■ Entries provided
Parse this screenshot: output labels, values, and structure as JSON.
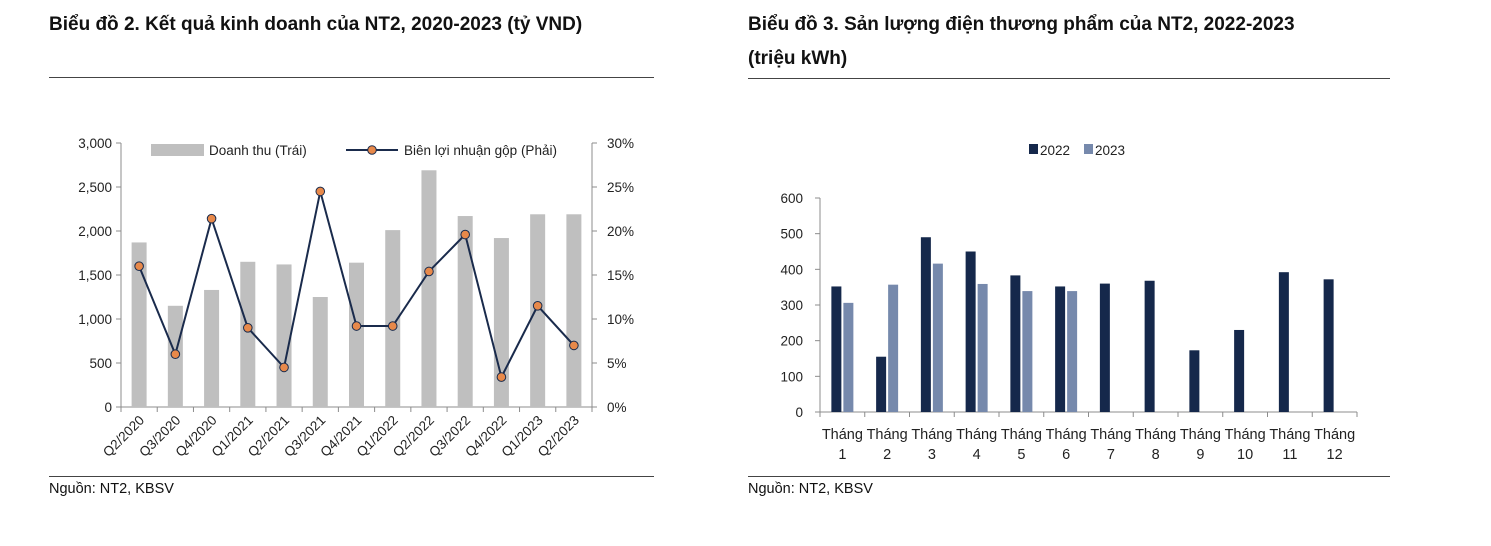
{
  "chart_data": [
    {
      "type": "bar",
      "title": "Biểu đồ 2. Kết quả kinh doanh của NT2, 2020-2023 (tỷ VND)",
      "source": "Nguồn: NT2, KBSV",
      "categories": [
        "Q2/2020",
        "Q3/2020",
        "Q4/2020",
        "Q1/2021",
        "Q2/2021",
        "Q3/2021",
        "Q4/2021",
        "Q1/2022",
        "Q2/2022",
        "Q3/2022",
        "Q4/2022",
        "Q1/2023",
        "Q2/2023"
      ],
      "series": [
        {
          "name": "Doanh thu (Trái)",
          "type": "bar",
          "axis": "left",
          "color": "#bfbfbf",
          "values": [
            1870,
            1150,
            1330,
            1650,
            1620,
            1250,
            1640,
            2010,
            2690,
            2170,
            1920,
            2190,
            2190
          ]
        },
        {
          "name": "Biên lợi nhuận gộp (Phải)",
          "type": "line",
          "axis": "right",
          "color": "#1a2b4c",
          "marker_color": "#e8894a",
          "values": [
            16.0,
            6.0,
            21.4,
            9.0,
            4.5,
            24.5,
            9.2,
            9.2,
            15.4,
            19.6,
            3.4,
            11.5,
            7.0
          ]
        }
      ],
      "y_left": {
        "min": 0,
        "max": 3000,
        "step": 500,
        "ticks": [
          "0",
          "500",
          "1,000",
          "1,500",
          "2,000",
          "2,500",
          "3,000"
        ]
      },
      "y_right": {
        "min": 0,
        "max": 30,
        "step": 5,
        "ticks": [
          "0%",
          "5%",
          "10%",
          "15%",
          "20%",
          "25%",
          "30%"
        ]
      },
      "legend_placement": "top",
      "grid": false
    },
    {
      "type": "bar",
      "title_line1": "Biểu đồ 3. Sản lượng điện thương phẩm của NT2, 2022-2023",
      "title_line2": "(triệu kWh)",
      "source": "Nguồn: NT2, KBSV",
      "categories": [
        [
          "Tháng",
          "1"
        ],
        [
          "Tháng",
          "2"
        ],
        [
          "Tháng",
          "3"
        ],
        [
          "Tháng",
          "4"
        ],
        [
          "Tháng",
          "5"
        ],
        [
          "Tháng",
          "6"
        ],
        [
          "Tháng",
          "7"
        ],
        [
          "Tháng",
          "8"
        ],
        [
          "Tháng",
          "9"
        ],
        [
          "Tháng",
          "10"
        ],
        [
          "Tháng",
          "11"
        ],
        [
          "Tháng",
          "12"
        ]
      ],
      "series": [
        {
          "name": "2022",
          "color": "#15284b",
          "values": [
            352,
            155,
            490,
            450,
            383,
            352,
            360,
            368,
            173,
            230,
            392,
            372
          ]
        },
        {
          "name": "2023",
          "color": "#7689ac",
          "values": [
            306,
            357,
            416,
            359,
            339,
            339,
            null,
            null,
            null,
            null,
            null,
            null
          ]
        }
      ],
      "y": {
        "min": 0,
        "max": 600,
        "step": 100,
        "ticks": [
          "0",
          "100",
          "200",
          "300",
          "400",
          "500",
          "600"
        ]
      },
      "legend_placement": "top",
      "grid": false
    }
  ]
}
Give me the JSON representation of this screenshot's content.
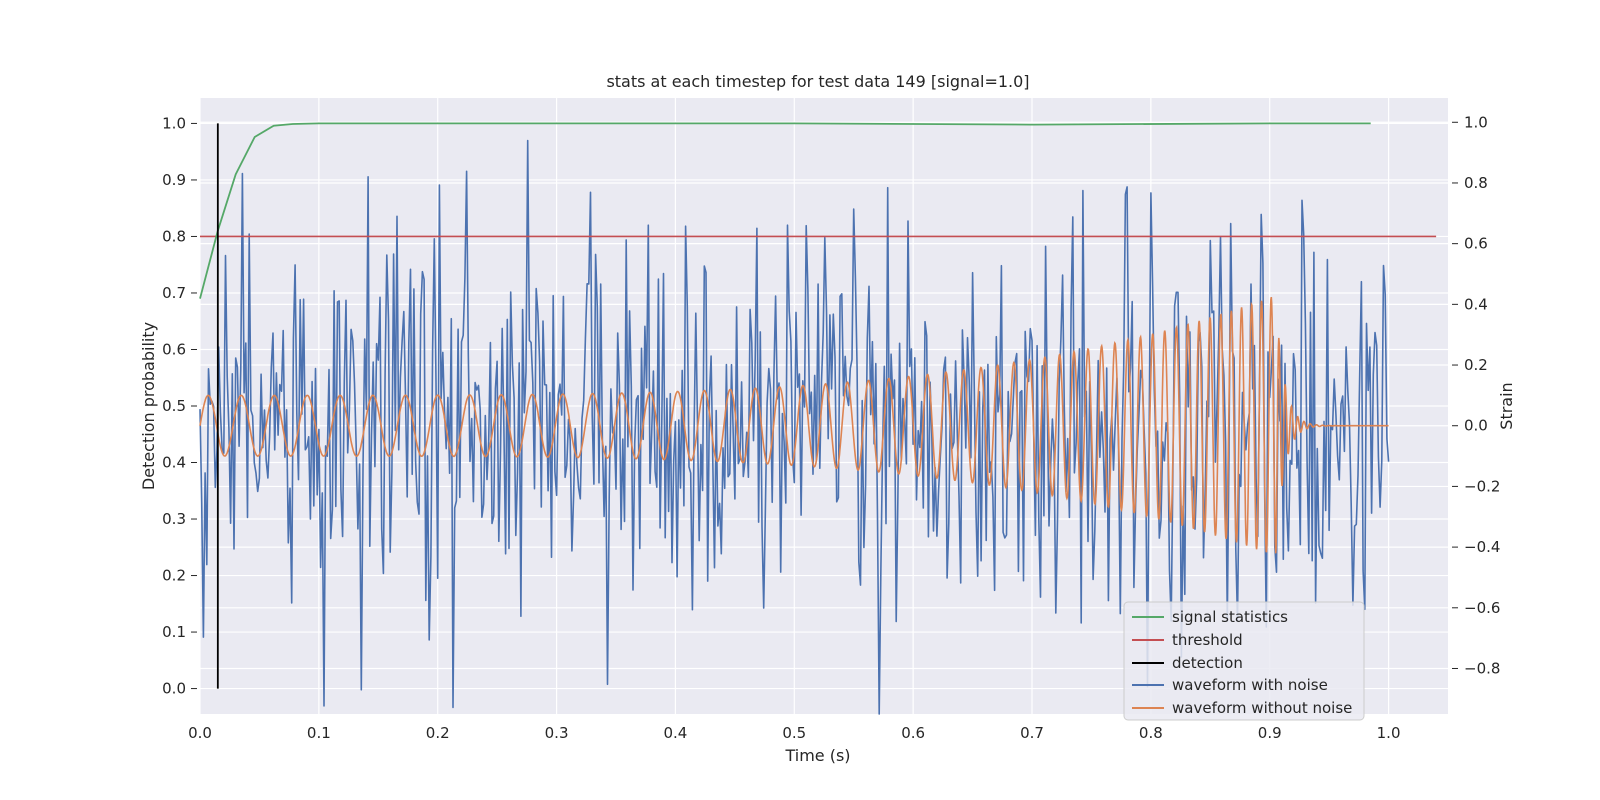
{
  "chart_data": {
    "type": "line",
    "title": "stats at each timestep for test data 149 [signal=1.0]",
    "xlabel": "Time (s)",
    "ylabel_left": "Detection probability",
    "ylabel_right": "Strain",
    "xlim": [
      0.0,
      1.05
    ],
    "ylim_left": [
      -0.045,
      1.045
    ],
    "ylim_right": [
      -0.95,
      1.08
    ],
    "x_ticks": [
      "0.0",
      "0.1",
      "0.2",
      "0.3",
      "0.4",
      "0.5",
      "0.6",
      "0.7",
      "0.8",
      "0.9",
      "1.0"
    ],
    "y_left_ticks": [
      "0.0",
      "0.1",
      "0.2",
      "0.3",
      "0.4",
      "0.5",
      "0.6",
      "0.7",
      "0.8",
      "0.9",
      "1.0"
    ],
    "y_right_ticks": [
      "−0.8",
      "−0.6",
      "−0.4",
      "−0.2",
      "0.0",
      "0.2",
      "0.4",
      "0.6",
      "0.8",
      "1.0"
    ],
    "grid": true,
    "legend_position": "lower-right",
    "colors": {
      "background": "#eaeaf2",
      "signal_statistics": "#55a868",
      "threshold": "#c44e52",
      "detection": "#000000",
      "waveform_with_noise": "#4c72b0",
      "waveform_without_noise": "#dd8452"
    },
    "legend": [
      "signal statistics",
      "threshold",
      "detection",
      "waveform with noise",
      "waveform without noise"
    ],
    "signal_statistics": {
      "axis": "left",
      "x": [
        0.0,
        0.015,
        0.03,
        0.046,
        0.062,
        0.078,
        0.1,
        0.2,
        0.3,
        0.5,
        0.7,
        0.9,
        0.985
      ],
      "y": [
        0.69,
        0.81,
        0.91,
        0.976,
        0.996,
        0.999,
        1.0,
        1.0,
        1.0,
        1.0,
        0.998,
        1.0,
        1.0
      ]
    },
    "threshold": {
      "axis": "left",
      "value": 0.8,
      "x_range": [
        0.0,
        1.04
      ]
    },
    "detection": {
      "axis": "left",
      "x": 0.015,
      "y_range": [
        0.0,
        1.0
      ]
    },
    "waveform_without_noise": {
      "axis": "right",
      "description_model": "chirp",
      "x_start": 0.0,
      "x_end": 1.0,
      "merger_time": 0.905,
      "start_amplitude": 0.1,
      "peak_amplitude": 0.43,
      "start_frequency_hz": 36,
      "end_frequency_hz": 125
    },
    "waveform_with_noise": {
      "axis": "right",
      "x_start": 0.0,
      "x_end": 1.0,
      "samples": 700,
      "y_range": [
        -0.95,
        0.94
      ]
    }
  }
}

■ What you should do
With the pictures left out, transcribe the material exactly.

■ Result of this exercise
Parse this screenshot: output labels, values, and structure as JSON.
{
  "chart_data": [
    {
      "type": "bar",
      "title": "Biểu đồ 2. Kết quả kinh doanh của NT2, 2020-2023 (tỷ VND)",
      "source": "Nguồn: NT2, KBSV",
      "categories": [
        "Q2/2020",
        "Q3/2020",
        "Q4/2020",
        "Q1/2021",
        "Q2/2021",
        "Q3/2021",
        "Q4/2021",
        "Q1/2022",
        "Q2/2022",
        "Q3/2022",
        "Q4/2022",
        "Q1/2023",
        "Q2/2023"
      ],
      "series": [
        {
          "name": "Doanh thu (Trái)",
          "type": "bar",
          "axis": "left",
          "color": "#bfbfbf",
          "values": [
            1870,
            1150,
            1330,
            1650,
            1620,
            1250,
            1640,
            2010,
            2690,
            2170,
            1920,
            2190,
            2190
          ]
        },
        {
          "name": "Biên lợi nhuận gộp (Phải)",
          "type": "line",
          "axis": "right",
          "color": "#1a2b4c",
          "marker_color": "#e8894a",
          "values": [
            16.0,
            6.0,
            21.4,
            9.0,
            4.5,
            24.5,
            9.2,
            9.2,
            15.4,
            19.6,
            3.4,
            11.5,
            7.0
          ]
        }
      ],
      "y_left": {
        "min": 0,
        "max": 3000,
        "step": 500,
        "ticks": [
          "0",
          "500",
          "1,000",
          "1,500",
          "2,000",
          "2,500",
          "3,000"
        ]
      },
      "y_right": {
        "min": 0,
        "max": 30,
        "step": 5,
        "ticks": [
          "0%",
          "5%",
          "10%",
          "15%",
          "20%",
          "25%",
          "30%"
        ]
      },
      "legend_placement": "top",
      "grid": false
    },
    {
      "type": "bar",
      "title_line1": "Biểu đồ 3. Sản lượng điện thương phẩm của NT2, 2022-2023",
      "title_line2": "(triệu kWh)",
      "source": "Nguồn: NT2, KBSV",
      "categories": [
        [
          "Tháng",
          "1"
        ],
        [
          "Tháng",
          "2"
        ],
        [
          "Tháng",
          "3"
        ],
        [
          "Tháng",
          "4"
        ],
        [
          "Tháng",
          "5"
        ],
        [
          "Tháng",
          "6"
        ],
        [
          "Tháng",
          "7"
        ],
        [
          "Tháng",
          "8"
        ],
        [
          "Tháng",
          "9"
        ],
        [
          "Tháng",
          "10"
        ],
        [
          "Tháng",
          "11"
        ],
        [
          "Tháng",
          "12"
        ]
      ],
      "series": [
        {
          "name": "2022",
          "color": "#15284b",
          "values": [
            352,
            155,
            490,
            450,
            383,
            352,
            360,
            368,
            173,
            230,
            392,
            372
          ]
        },
        {
          "name": "2023",
          "color": "#7689ac",
          "values": [
            306,
            357,
            416,
            359,
            339,
            339,
            null,
            null,
            null,
            null,
            null,
            null
          ]
        }
      ],
      "y": {
        "min": 0,
        "max": 600,
        "step": 100,
        "ticks": [
          "0",
          "100",
          "200",
          "300",
          "400",
          "500",
          "600"
        ]
      },
      "legend_placement": "top",
      "grid": false
    }
  ]
}
Give me the JSON representation of this screenshot's content.
{
  "chart_data": {
    "type": "line",
    "title": "stats at each timestep for test data 149 [signal=1.0]",
    "xlabel": "Time (s)",
    "ylabel_left": "Detection probability",
    "ylabel_right": "Strain",
    "xlim": [
      0.0,
      1.05
    ],
    "ylim_left": [
      -0.045,
      1.045
    ],
    "ylim_right": [
      -0.95,
      1.08
    ],
    "x_ticks": [
      "0.0",
      "0.1",
      "0.2",
      "0.3",
      "0.4",
      "0.5",
      "0.6",
      "0.7",
      "0.8",
      "0.9",
      "1.0"
    ],
    "y_left_ticks": [
      "0.0",
      "0.1",
      "0.2",
      "0.3",
      "0.4",
      "0.5",
      "0.6",
      "0.7",
      "0.8",
      "0.9",
      "1.0"
    ],
    "y_right_ticks": [
      "−0.8",
      "−0.6",
      "−0.4",
      "−0.2",
      "0.0",
      "0.2",
      "0.4",
      "0.6",
      "0.8",
      "1.0"
    ],
    "grid": true,
    "legend_position": "lower-right",
    "colors": {
      "background": "#eaeaf2",
      "signal_statistics": "#55a868",
      "threshold": "#c44e52",
      "detection": "#000000",
      "waveform_with_noise": "#4c72b0",
      "waveform_without_noise": "#dd8452"
    },
    "legend": [
      "signal statistics",
      "threshold",
      "detection",
      "waveform with noise",
      "waveform without noise"
    ],
    "signal_statistics": {
      "axis": "left",
      "x": [
        0.0,
        0.015,
        0.03,
        0.046,
        0.062,
        0.078,
        0.1,
        0.2,
        0.3,
        0.5,
        0.7,
        0.9,
        0.985
      ],
      "y": [
        0.69,
        0.81,
        0.91,
        0.976,
        0.996,
        0.999,
        1.0,
        1.0,
        1.0,
        1.0,
        0.998,
        1.0,
        1.0
      ]
    },
    "threshold": {
      "axis": "left",
      "value": 0.8,
      "x_range": [
        0.0,
        1.04
      ]
    },
    "detection": {
      "axis": "left",
      "x": 0.015,
      "y_range": [
        0.0,
        1.0
      ]
    },
    "waveform_without_noise": {
      "axis": "right",
      "description_model": "chirp",
      "x_start": 0.0,
      "x_end": 1.0,
      "merger_time": 0.905,
      "start_amplitude": 0.1,
      "peak_amplitude": 0.43,
      "start_frequency_hz": 36,
      "end_frequency_hz": 125
    },
    "waveform_with_noise": {
      "axis": "right",
      "x_start": 0.0,
      "x_end": 1.0,
      "samples": 700,
      "y_range": [
        -0.95,
        0.94
      ]
    }
  }
}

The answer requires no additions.